* What needs to be done
Return each line of the items below word for word, omitting the pictures.

* Source records
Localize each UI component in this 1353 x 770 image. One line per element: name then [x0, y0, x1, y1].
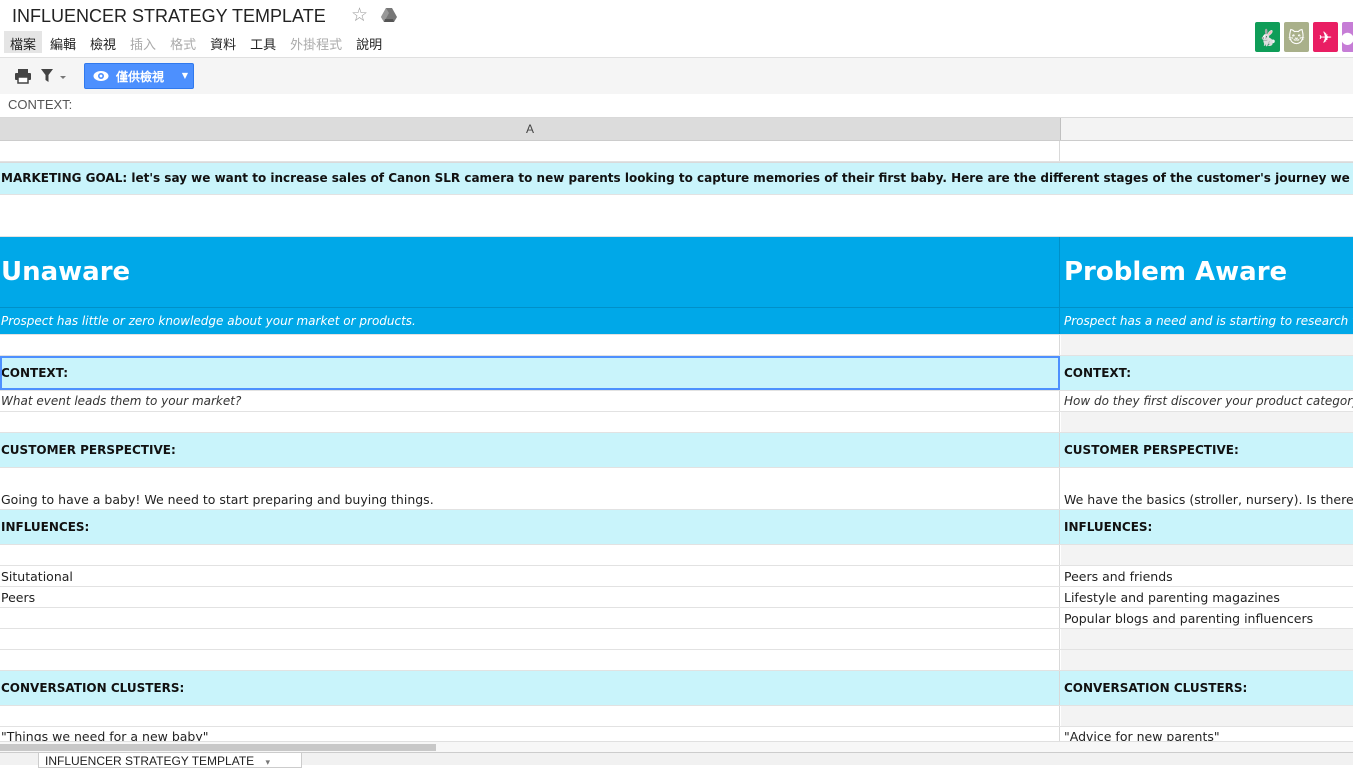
cell[interactable]: [0, 141, 1060, 161]
menu-bar: 檔案 編輯 檢視 插入 格式 資料 工具 外掛程式 說明: [4, 31, 390, 53]
table-row: CONTEXT: CONTEXT:: [0, 356, 1353, 391]
table-row: Popular blogs and parenting influencers: [0, 608, 1353, 629]
chevron-down-icon[interactable]: ▼: [182, 71, 188, 80]
influence-cell[interactable]: [0, 608, 1060, 628]
influence-cell[interactable]: Peers and friends: [1061, 566, 1353, 586]
influence-cell[interactable]: Peers: [0, 587, 1060, 607]
context-question-cell[interactable]: How do they first discover your product …: [1061, 391, 1353, 411]
view-only-button[interactable]: 僅供檢視 ▼: [84, 63, 194, 89]
cell[interactable]: [1061, 412, 1353, 432]
perspective-label-cell[interactable]: CUSTOMER PERSPECTIVE:: [1061, 433, 1353, 467]
influence-cell[interactable]: Situtational: [0, 566, 1060, 586]
sheet-tab-bar: INFLUENCER STRATEGY TEMPLATE ▾: [0, 752, 1353, 768]
table-row: [0, 545, 1353, 566]
table-row: [0, 706, 1353, 727]
menu-item: 格式: [170, 38, 197, 53]
table-row: [0, 412, 1353, 433]
cell[interactable]: [0, 335, 1060, 355]
table-row: INFLUENCES: INFLUENCES:: [0, 510, 1353, 545]
stage-title-problem-aware[interactable]: Problem Aware: [1061, 237, 1353, 307]
table-row: Unaware Problem Aware: [0, 237, 1353, 308]
influences-label-cell[interactable]: INFLUENCES:: [1061, 510, 1353, 544]
horizontal-scrollbar[interactable]: [0, 741, 1353, 752]
stage-description-problem-aware[interactable]: Prospect has a need and is starting to r…: [1061, 308, 1353, 334]
cluster-text-cell[interactable]: "Things we need for a new baby": [0, 727, 1060, 741]
cell[interactable]: [1061, 650, 1353, 670]
toolbar: 僅供檢視 ▼: [0, 57, 1353, 95]
cluster-text-cell[interactable]: "Advice for new parents": [1061, 727, 1353, 741]
influence-cell[interactable]: Popular blogs and parenting influencers: [1061, 608, 1353, 628]
eye-icon: [93, 71, 109, 81]
clusters-label-cell[interactable]: CONVERSATION CLUSTERS:: [0, 671, 1060, 705]
menu-item: 外掛程式: [290, 38, 343, 53]
cell[interactable]: [0, 650, 1060, 670]
cat-app-icon[interactable]: 🐱: [1284, 22, 1309, 52]
filter-icon[interactable]: [40, 67, 68, 85]
cell[interactable]: [1061, 629, 1353, 649]
table-row: [0, 141, 1353, 162]
partial-app-icon[interactable]: ●: [1342, 22, 1353, 52]
menu-item[interactable]: 編輯: [44, 31, 82, 53]
cell[interactable]: [1061, 141, 1353, 161]
app-icons: 🐇 🐱 ✈ ●: [1255, 22, 1353, 52]
spreadsheet-grid: MARKETING GOAL: let's say we want to inc…: [0, 141, 1353, 741]
column-header-a[interactable]: A: [0, 118, 1061, 140]
context-question-cell[interactable]: What event leads them to your market?: [0, 391, 1060, 411]
context-label-cell[interactable]: CONTEXT:: [0, 356, 1060, 390]
sheet-tab[interactable]: INFLUENCER STRATEGY TEMPLATE ▾: [38, 753, 302, 768]
stage-description-unaware[interactable]: Prospect has little or zero knowledge ab…: [0, 308, 1060, 334]
marketing-goal-cell[interactable]: MARKETING GOAL: let's say we want to inc…: [0, 163, 1353, 194]
scrollbar-thumb[interactable]: [0, 744, 436, 751]
menu-item: 插入: [130, 38, 157, 53]
table-row: Prospect has little or zero knowledge ab…: [0, 308, 1353, 335]
rabbit-app-icon[interactable]: 🐇: [1255, 22, 1280, 52]
perspective-text-cell[interactable]: We have the basics (stroller, nursery). …: [1061, 468, 1353, 509]
menu-item[interactable]: 說明: [350, 31, 388, 53]
table-row: Situtational Peers and friends: [0, 566, 1353, 587]
star-icon[interactable]: ☆: [351, 4, 368, 26]
formula-value: CONTEXT:: [8, 97, 73, 112]
cell[interactable]: [0, 629, 1060, 649]
table-row: [0, 195, 1353, 237]
context-label-cell[interactable]: CONTEXT:: [1061, 356, 1353, 390]
cell[interactable]: [0, 412, 1060, 432]
table-row: [0, 335, 1353, 356]
title-bar: INFLUENCER STRATEGY TEMPLATE ☆ 檔案 編輯 檢視 插入格…: [0, 0, 1353, 56]
table-row: CONVERSATION CLUSTERS: CONVERSATION CLUS…: [0, 671, 1353, 706]
table-row: Going to have a baby! We need to start p…: [0, 468, 1353, 510]
clusters-label-cell[interactable]: CONVERSATION CLUSTERS:: [1061, 671, 1353, 705]
chevron-down-icon[interactable]: ▾: [266, 757, 271, 767]
menu-item[interactable]: 工具: [244, 31, 282, 53]
menu-item[interactable]: 資料: [204, 31, 242, 53]
perspective-label-cell[interactable]: CUSTOMER PERSPECTIVE:: [0, 433, 1060, 467]
column-header-row: A: [0, 118, 1353, 141]
perspective-text-cell[interactable]: Going to have a baby! We need to start p…: [0, 468, 1060, 509]
influences-label-cell[interactable]: INFLUENCES:: [0, 510, 1060, 544]
plane-app-icon[interactable]: ✈: [1313, 22, 1338, 52]
cell[interactable]: [0, 706, 1060, 726]
table-row: Peers Lifestyle and parenting magazines: [0, 587, 1353, 608]
table-row: [0, 629, 1353, 650]
document-title[interactable]: INFLUENCER STRATEGY TEMPLATE: [12, 6, 326, 27]
table-row: [0, 650, 1353, 671]
sheet-tab-label: INFLUENCER STRATEGY TEMPLATE: [45, 754, 255, 768]
cell[interactable]: [0, 545, 1060, 565]
cell[interactable]: [1061, 545, 1353, 565]
influence-cell[interactable]: Lifestyle and parenting magazines: [1061, 587, 1353, 607]
table-row: MARKETING GOAL: let's say we want to inc…: [0, 162, 1353, 195]
menu-item[interactable]: 檔案: [4, 31, 43, 53]
print-icon[interactable]: [14, 67, 32, 85]
view-only-label: 僅供檢視: [116, 69, 165, 84]
cell[interactable]: [1061, 706, 1353, 726]
column-header-b[interactable]: [1061, 118, 1353, 140]
stage-title-unaware[interactable]: Unaware: [0, 237, 1060, 307]
table-row: "Things we need for a new baby" "Advice …: [0, 727, 1353, 741]
cell[interactable]: [1061, 335, 1353, 355]
menu-item[interactable]: 檢視: [84, 31, 122, 53]
table-row: CUSTOMER PERSPECTIVE: CUSTOMER PERSPECTI…: [0, 433, 1353, 468]
drive-folder-icon[interactable]: [380, 6, 398, 24]
table-row: What event leads them to your market? Ho…: [0, 391, 1353, 412]
formula-bar[interactable]: CONTEXT:: [0, 94, 1353, 118]
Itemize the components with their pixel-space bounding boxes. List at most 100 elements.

* Response to this exercise
Localize each UI component in this 1353 x 770 image. One line per element: name then [x0, y0, x1, y1].
cell[interactable]: [0, 141, 1060, 161]
menu-bar: 檔案 編輯 檢視 插入 格式 資料 工具 外掛程式 說明: [4, 31, 390, 53]
table-row: CONTEXT: CONTEXT:: [0, 356, 1353, 391]
table-row: Popular blogs and parenting influencers: [0, 608, 1353, 629]
chevron-down-icon[interactable]: ▼: [182, 71, 188, 80]
influence-cell[interactable]: [0, 608, 1060, 628]
influence-cell[interactable]: Peers and friends: [1061, 566, 1353, 586]
influence-cell[interactable]: Peers: [0, 587, 1060, 607]
context-question-cell[interactable]: How do they first discover your product …: [1061, 391, 1353, 411]
view-only-button[interactable]: 僅供檢視 ▼: [84, 63, 194, 89]
cell[interactable]: [1061, 412, 1353, 432]
perspective-label-cell[interactable]: CUSTOMER PERSPECTIVE:: [1061, 433, 1353, 467]
influence-cell[interactable]: Situtational: [0, 566, 1060, 586]
sheet-tab-bar: INFLUENCER STRATEGY TEMPLATE ▾: [0, 752, 1353, 768]
table-row: [0, 545, 1353, 566]
table-row: [0, 706, 1353, 727]
menu-item: 格式: [170, 38, 197, 53]
table-row: [0, 412, 1353, 433]
cell[interactable]: [0, 335, 1060, 355]
table-row: INFLUENCES: INFLUENCES:: [0, 510, 1353, 545]
stage-title-problem-aware[interactable]: Problem Aware: [1061, 237, 1353, 307]
table-row: Unaware Problem Aware: [0, 237, 1353, 308]
influences-label-cell[interactable]: INFLUENCES:: [1061, 510, 1353, 544]
horizontal-scrollbar[interactable]: [0, 741, 1353, 752]
stage-description-problem-aware[interactable]: Prospect has a need and is starting to r…: [1061, 308, 1353, 334]
cluster-text-cell[interactable]: "Things we need for a new baby": [0, 727, 1060, 741]
cell[interactable]: [1061, 650, 1353, 670]
toolbar: 僅供檢視 ▼: [0, 57, 1353, 95]
cluster-text-cell[interactable]: "Advice for new parents": [1061, 727, 1353, 741]
influence-cell[interactable]: Popular blogs and parenting influencers: [1061, 608, 1353, 628]
eye-icon: [93, 71, 109, 81]
clusters-label-cell[interactable]: CONVERSATION CLUSTERS:: [0, 671, 1060, 705]
menu-item: 外掛程式: [290, 38, 343, 53]
cell[interactable]: [0, 650, 1060, 670]
cat-app-icon[interactable]: 🐱: [1284, 22, 1309, 52]
filter-icon[interactable]: [40, 67, 68, 85]
cell[interactable]: [1061, 629, 1353, 649]
table-row: [0, 141, 1353, 162]
partial-app-icon[interactable]: ●: [1342, 22, 1353, 52]
menu-item[interactable]: 編輯: [44, 31, 82, 53]
cell[interactable]: [1061, 141, 1353, 161]
app-icons: 🐇 🐱 ✈ ●: [1255, 22, 1353, 52]
spreadsheet-grid: MARKETING GOAL: let's say we want to inc…: [0, 141, 1353, 741]
column-header-a[interactable]: A: [0, 118, 1061, 140]
context-question-cell[interactable]: What event leads them to your market?: [0, 391, 1060, 411]
context-label-cell[interactable]: CONTEXT:: [0, 356, 1060, 390]
sheet-tab[interactable]: INFLUENCER STRATEGY TEMPLATE ▾: [38, 753, 302, 768]
stage-description-unaware[interactable]: Prospect has little or zero knowledge ab…: [0, 308, 1060, 334]
marketing-goal-cell[interactable]: MARKETING GOAL: let's say we want to inc…: [0, 163, 1353, 194]
scrollbar-thumb[interactable]: [0, 744, 436, 751]
menu-item: 插入: [130, 38, 157, 53]
table-row: Prospect has little or zero knowledge ab…: [0, 308, 1353, 335]
rabbit-app-icon[interactable]: 🐇: [1255, 22, 1280, 52]
perspective-text-cell[interactable]: We have the basics (stroller, nursery). …: [1061, 468, 1353, 509]
menu-item[interactable]: 說明: [350, 31, 388, 53]
table-row: Situtational Peers and friends: [0, 566, 1353, 587]
star-icon[interactable]: ☆: [351, 4, 368, 26]
formula-value: CONTEXT:: [8, 97, 73, 112]
cell[interactable]: [0, 629, 1060, 649]
table-row: [0, 195, 1353, 237]
context-label-cell[interactable]: CONTEXT:: [1061, 356, 1353, 390]
cell[interactable]: [0, 412, 1060, 432]
table-row: [0, 335, 1353, 356]
title-bar: INFLUENCER STRATEGY TEMPLATE ☆ 檔案 編輯 檢視 插入格…: [0, 0, 1353, 56]
table-row: CONVERSATION CLUSTERS: CONVERSATION CLUS…: [0, 671, 1353, 706]
table-row: Going to have a baby! We need to start p…: [0, 468, 1353, 510]
clusters-label-cell[interactable]: CONVERSATION CLUSTERS:: [1061, 671, 1353, 705]
chevron-down-icon[interactable]: ▾: [266, 757, 271, 767]
menu-item[interactable]: 工具: [244, 31, 282, 53]
menu-item[interactable]: 資料: [204, 31, 242, 53]
perspective-label-cell[interactable]: CUSTOMER PERSPECTIVE:: [0, 433, 1060, 467]
column-header-row: A: [0, 118, 1353, 141]
perspective-text-cell[interactable]: Going to have a baby! We need to start p…: [0, 468, 1060, 509]
influences-label-cell[interactable]: INFLUENCES:: [0, 510, 1060, 544]
plane-app-icon[interactable]: ✈: [1313, 22, 1338, 52]
cell[interactable]: [0, 706, 1060, 726]
table-row: Peers Lifestyle and parenting magazines: [0, 587, 1353, 608]
table-row: [0, 629, 1353, 650]
document-title[interactable]: INFLUENCER STRATEGY TEMPLATE: [12, 6, 326, 27]
table-row: [0, 650, 1353, 671]
sheet-tab-label: INFLUENCER STRATEGY TEMPLATE: [45, 754, 255, 768]
cell[interactable]: [0, 545, 1060, 565]
cell[interactable]: [1061, 545, 1353, 565]
influence-cell[interactable]: Lifestyle and parenting magazines: [1061, 587, 1353, 607]
table-row: MARKETING GOAL: let's say we want to inc…: [0, 162, 1353, 195]
menu-item[interactable]: 檔案: [4, 31, 43, 53]
print-icon[interactable]: [14, 67, 32, 85]
view-only-label: 僅供檢視: [116, 69, 165, 84]
cell[interactable]: [1061, 706, 1353, 726]
column-header-b[interactable]: [1061, 118, 1353, 140]
stage-title-unaware[interactable]: Unaware: [0, 237, 1060, 307]
table-row: "Things we need for a new baby" "Advice …: [0, 727, 1353, 741]
cell[interactable]: [1061, 335, 1353, 355]
menu-item[interactable]: 檢視: [84, 31, 122, 53]
table-row: CUSTOMER PERSPECTIVE: CUSTOMER PERSPECTI…: [0, 433, 1353, 468]
drive-folder-icon[interactable]: [380, 6, 398, 24]
table-row: What event leads them to your market? Ho…: [0, 391, 1353, 412]
formula-bar[interactable]: CONTEXT:: [0, 94, 1353, 118]
Itemize the components with their pixel-space bounding boxes. List at most 100 elements.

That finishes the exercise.